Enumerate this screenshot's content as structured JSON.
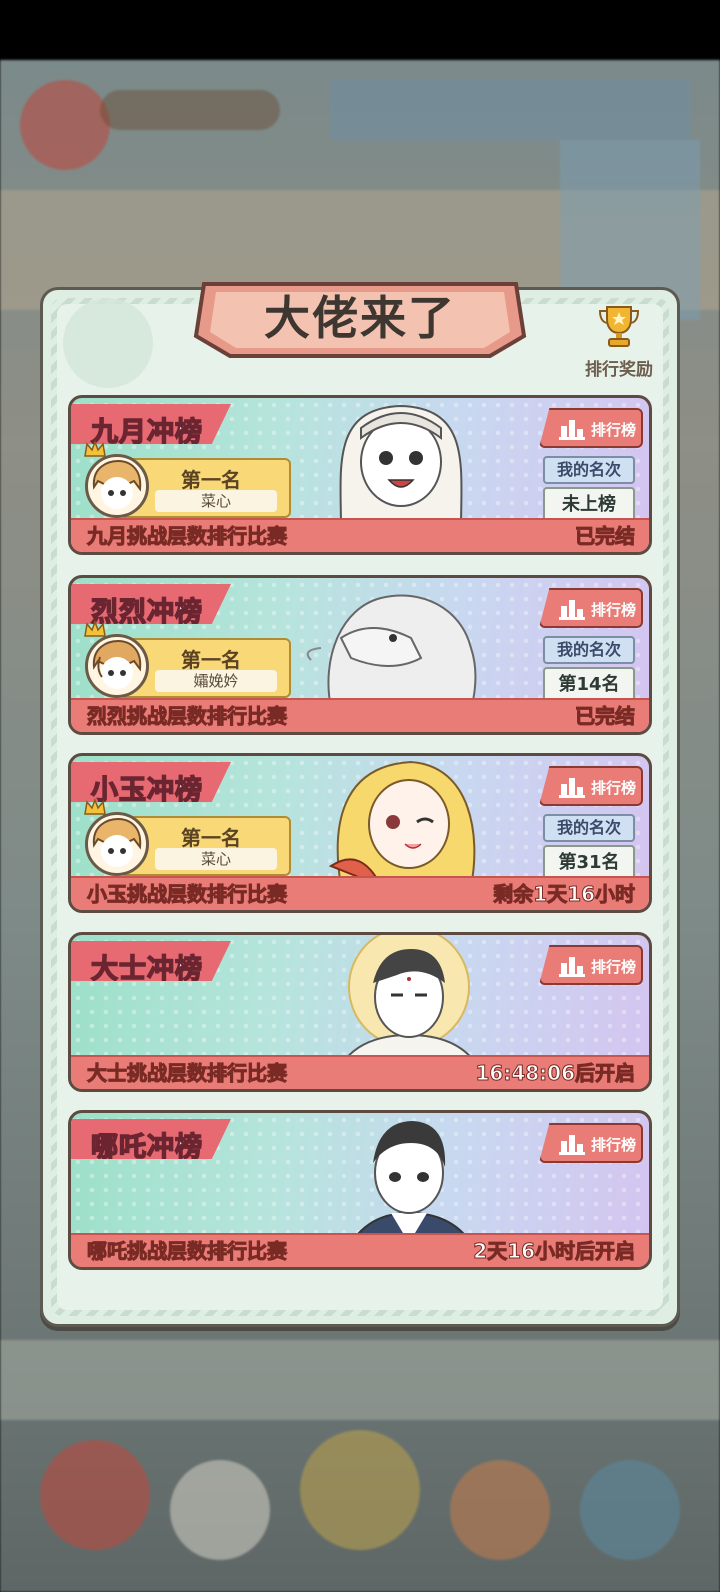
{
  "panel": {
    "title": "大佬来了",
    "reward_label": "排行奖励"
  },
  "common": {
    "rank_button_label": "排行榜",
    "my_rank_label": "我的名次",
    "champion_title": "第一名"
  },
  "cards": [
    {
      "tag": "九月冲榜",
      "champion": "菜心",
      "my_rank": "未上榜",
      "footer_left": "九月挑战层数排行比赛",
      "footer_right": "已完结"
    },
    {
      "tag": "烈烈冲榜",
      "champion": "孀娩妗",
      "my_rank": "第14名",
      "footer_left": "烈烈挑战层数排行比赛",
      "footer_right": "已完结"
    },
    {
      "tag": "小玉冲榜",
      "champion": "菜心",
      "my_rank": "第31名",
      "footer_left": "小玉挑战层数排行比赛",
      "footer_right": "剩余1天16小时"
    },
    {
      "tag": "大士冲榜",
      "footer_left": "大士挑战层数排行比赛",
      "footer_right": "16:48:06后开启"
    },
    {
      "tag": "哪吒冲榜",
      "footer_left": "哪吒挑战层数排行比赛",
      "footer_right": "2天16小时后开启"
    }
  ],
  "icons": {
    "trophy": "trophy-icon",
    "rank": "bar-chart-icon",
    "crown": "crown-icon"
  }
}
--------------------------------------------------
GOAL: Keep the pictures out and write out the records exactly.

FINISHED TASK:
Enumerate this screenshot's content as structured JSON.
{
  "panel": {
    "title": "大佬来了",
    "reward_label": "排行奖励"
  },
  "common": {
    "rank_button_label": "排行榜",
    "my_rank_label": "我的名次",
    "champion_title": "第一名"
  },
  "cards": [
    {
      "tag": "九月冲榜",
      "champion": "菜心",
      "my_rank": "未上榜",
      "footer_left": "九月挑战层数排行比赛",
      "footer_right": "已完结"
    },
    {
      "tag": "烈烈冲榜",
      "champion": "孀娩妗",
      "my_rank": "第14名",
      "footer_left": "烈烈挑战层数排行比赛",
      "footer_right": "已完结"
    },
    {
      "tag": "小玉冲榜",
      "champion": "菜心",
      "my_rank": "第31名",
      "footer_left": "小玉挑战层数排行比赛",
      "footer_right": "剩余1天16小时"
    },
    {
      "tag": "大士冲榜",
      "footer_left": "大士挑战层数排行比赛",
      "footer_right": "16:48:06后开启"
    },
    {
      "tag": "哪吒冲榜",
      "footer_left": "哪吒挑战层数排行比赛",
      "footer_right": "2天16小时后开启"
    }
  ],
  "icons": {
    "trophy": "trophy-icon",
    "rank": "bar-chart-icon",
    "crown": "crown-icon"
  }
}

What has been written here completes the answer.